**Problem to solve:** Reproduce every line in the listing that contains the word "title".

## Start Dataset content

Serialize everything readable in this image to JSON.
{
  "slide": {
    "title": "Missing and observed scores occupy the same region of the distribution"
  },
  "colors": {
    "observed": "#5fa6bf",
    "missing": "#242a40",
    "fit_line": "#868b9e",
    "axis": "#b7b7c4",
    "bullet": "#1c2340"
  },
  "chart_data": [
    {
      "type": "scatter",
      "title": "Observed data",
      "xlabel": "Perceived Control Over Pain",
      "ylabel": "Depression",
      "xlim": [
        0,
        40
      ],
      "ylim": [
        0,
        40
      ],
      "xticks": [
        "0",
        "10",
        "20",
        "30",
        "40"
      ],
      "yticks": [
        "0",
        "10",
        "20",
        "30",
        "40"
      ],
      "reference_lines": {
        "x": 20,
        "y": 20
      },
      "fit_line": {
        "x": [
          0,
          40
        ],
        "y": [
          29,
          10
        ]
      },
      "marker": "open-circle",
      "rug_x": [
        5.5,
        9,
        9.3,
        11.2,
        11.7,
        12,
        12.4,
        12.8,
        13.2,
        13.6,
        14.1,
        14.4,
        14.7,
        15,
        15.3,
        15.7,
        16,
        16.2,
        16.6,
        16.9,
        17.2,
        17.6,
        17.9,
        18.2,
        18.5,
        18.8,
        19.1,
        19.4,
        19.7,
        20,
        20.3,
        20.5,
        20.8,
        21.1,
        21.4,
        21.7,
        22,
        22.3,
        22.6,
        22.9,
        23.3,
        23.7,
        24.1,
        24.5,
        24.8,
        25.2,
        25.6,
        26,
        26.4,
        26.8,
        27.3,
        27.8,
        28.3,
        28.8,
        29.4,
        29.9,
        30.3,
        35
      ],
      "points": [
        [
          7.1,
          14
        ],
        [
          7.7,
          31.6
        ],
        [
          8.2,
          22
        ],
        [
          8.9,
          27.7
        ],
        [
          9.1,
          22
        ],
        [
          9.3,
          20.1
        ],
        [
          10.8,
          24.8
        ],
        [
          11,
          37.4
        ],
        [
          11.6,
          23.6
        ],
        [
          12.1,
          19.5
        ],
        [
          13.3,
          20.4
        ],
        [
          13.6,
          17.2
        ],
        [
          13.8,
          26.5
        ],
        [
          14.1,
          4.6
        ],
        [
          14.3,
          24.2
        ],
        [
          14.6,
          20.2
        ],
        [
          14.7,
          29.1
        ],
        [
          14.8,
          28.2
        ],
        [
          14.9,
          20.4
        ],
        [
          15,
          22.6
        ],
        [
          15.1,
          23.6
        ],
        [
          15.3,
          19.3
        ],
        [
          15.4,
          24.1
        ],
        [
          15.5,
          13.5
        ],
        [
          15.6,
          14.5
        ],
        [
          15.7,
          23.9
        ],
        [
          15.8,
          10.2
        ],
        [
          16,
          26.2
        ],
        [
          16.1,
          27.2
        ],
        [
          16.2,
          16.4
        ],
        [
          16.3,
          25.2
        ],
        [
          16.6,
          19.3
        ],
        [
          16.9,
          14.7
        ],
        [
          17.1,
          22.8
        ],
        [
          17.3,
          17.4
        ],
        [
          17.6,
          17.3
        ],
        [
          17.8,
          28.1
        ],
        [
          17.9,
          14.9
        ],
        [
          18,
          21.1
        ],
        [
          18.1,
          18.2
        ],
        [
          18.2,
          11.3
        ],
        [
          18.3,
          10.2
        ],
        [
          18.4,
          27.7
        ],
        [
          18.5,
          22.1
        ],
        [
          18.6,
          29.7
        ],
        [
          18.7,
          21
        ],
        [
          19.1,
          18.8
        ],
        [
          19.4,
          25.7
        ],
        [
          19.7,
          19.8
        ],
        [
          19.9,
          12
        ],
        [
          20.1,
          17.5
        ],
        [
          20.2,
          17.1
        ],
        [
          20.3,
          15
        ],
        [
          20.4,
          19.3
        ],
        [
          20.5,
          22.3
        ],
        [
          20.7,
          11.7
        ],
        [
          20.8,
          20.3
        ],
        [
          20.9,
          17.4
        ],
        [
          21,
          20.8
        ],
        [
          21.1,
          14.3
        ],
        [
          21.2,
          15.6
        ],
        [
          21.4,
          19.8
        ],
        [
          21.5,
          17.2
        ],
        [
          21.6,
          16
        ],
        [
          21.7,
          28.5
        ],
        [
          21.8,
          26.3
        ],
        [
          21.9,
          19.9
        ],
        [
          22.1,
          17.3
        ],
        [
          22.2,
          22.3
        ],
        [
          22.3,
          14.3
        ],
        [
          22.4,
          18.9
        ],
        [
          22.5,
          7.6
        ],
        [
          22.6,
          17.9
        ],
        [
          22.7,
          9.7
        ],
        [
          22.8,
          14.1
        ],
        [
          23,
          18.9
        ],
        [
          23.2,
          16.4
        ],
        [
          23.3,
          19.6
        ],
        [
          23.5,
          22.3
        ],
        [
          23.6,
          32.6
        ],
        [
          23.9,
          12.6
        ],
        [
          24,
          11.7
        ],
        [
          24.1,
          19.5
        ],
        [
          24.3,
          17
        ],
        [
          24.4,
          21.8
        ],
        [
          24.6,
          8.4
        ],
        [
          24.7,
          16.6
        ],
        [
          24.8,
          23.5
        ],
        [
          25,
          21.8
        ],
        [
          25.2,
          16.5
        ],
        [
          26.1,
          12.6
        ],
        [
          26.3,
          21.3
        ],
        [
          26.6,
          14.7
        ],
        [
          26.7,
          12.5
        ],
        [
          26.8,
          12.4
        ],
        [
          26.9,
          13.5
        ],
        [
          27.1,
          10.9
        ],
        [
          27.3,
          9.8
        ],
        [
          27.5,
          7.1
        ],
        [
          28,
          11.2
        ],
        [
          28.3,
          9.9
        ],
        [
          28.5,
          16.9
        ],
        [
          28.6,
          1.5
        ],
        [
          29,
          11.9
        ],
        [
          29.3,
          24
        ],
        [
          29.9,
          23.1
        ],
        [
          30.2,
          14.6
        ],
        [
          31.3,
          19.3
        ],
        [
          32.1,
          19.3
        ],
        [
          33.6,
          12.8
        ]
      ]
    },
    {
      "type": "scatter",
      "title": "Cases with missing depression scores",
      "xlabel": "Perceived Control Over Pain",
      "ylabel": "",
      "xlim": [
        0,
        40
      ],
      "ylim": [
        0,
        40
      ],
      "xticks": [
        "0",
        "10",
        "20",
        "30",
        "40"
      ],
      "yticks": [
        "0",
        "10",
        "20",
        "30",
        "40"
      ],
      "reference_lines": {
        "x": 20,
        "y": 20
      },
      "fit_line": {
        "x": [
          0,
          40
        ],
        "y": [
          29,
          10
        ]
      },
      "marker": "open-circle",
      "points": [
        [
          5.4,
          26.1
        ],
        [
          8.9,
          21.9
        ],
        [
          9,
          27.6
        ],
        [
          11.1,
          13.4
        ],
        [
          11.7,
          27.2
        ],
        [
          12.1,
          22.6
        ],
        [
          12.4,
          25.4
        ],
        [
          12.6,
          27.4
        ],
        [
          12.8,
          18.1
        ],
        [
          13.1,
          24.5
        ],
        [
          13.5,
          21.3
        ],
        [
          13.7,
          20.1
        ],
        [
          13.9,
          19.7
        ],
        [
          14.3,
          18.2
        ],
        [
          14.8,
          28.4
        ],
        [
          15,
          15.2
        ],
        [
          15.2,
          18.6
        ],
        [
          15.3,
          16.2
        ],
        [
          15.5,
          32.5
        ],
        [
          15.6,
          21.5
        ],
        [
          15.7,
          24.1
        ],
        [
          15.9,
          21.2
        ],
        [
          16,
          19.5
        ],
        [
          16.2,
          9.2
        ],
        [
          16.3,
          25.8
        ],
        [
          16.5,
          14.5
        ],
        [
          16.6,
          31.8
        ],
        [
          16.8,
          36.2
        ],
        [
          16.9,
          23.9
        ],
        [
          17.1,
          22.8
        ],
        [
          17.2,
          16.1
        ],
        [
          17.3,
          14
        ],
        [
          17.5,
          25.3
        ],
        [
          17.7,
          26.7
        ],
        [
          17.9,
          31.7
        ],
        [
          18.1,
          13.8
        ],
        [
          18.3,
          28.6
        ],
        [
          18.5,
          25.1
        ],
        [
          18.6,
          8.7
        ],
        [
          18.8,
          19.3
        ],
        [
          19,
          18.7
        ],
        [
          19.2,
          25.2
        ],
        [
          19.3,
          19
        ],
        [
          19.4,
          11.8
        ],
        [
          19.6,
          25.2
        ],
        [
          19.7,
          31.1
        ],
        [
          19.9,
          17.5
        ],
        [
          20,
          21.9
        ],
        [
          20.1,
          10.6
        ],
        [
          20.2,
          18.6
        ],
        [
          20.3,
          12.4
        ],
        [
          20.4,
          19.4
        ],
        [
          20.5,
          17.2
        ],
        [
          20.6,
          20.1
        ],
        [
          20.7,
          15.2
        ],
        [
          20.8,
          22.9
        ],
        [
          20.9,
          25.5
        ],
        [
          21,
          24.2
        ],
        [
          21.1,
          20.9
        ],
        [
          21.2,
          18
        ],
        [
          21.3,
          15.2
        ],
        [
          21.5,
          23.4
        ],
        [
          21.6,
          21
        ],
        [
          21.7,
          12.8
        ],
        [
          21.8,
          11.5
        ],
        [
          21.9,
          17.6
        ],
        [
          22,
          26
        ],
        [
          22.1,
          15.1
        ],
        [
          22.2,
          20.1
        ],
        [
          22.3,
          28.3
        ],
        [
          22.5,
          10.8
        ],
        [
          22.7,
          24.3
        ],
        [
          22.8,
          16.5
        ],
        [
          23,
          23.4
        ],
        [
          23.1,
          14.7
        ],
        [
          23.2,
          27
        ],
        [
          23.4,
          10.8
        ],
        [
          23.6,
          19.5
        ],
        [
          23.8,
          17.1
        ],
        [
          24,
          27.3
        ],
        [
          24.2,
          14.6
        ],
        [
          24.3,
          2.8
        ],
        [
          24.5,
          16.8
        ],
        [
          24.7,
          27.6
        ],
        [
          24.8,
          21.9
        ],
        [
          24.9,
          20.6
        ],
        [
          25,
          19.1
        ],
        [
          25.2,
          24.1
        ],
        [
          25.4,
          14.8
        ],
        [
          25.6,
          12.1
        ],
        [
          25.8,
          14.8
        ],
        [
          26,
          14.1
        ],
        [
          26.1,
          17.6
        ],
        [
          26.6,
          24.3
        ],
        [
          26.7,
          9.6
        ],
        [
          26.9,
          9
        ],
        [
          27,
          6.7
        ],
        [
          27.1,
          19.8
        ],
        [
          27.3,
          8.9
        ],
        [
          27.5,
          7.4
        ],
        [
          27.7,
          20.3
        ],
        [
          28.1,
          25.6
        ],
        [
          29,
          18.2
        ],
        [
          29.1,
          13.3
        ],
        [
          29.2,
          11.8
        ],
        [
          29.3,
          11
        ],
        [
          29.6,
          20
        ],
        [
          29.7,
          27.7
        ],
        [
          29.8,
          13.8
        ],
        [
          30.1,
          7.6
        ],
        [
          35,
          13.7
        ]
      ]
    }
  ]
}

## End Dataset content

**Answer to this task:**
    "title": "Missing and observed scores occupy the same region of the distribution"
      "title": "Observed data",
      "title": "Cases with missing depression scores",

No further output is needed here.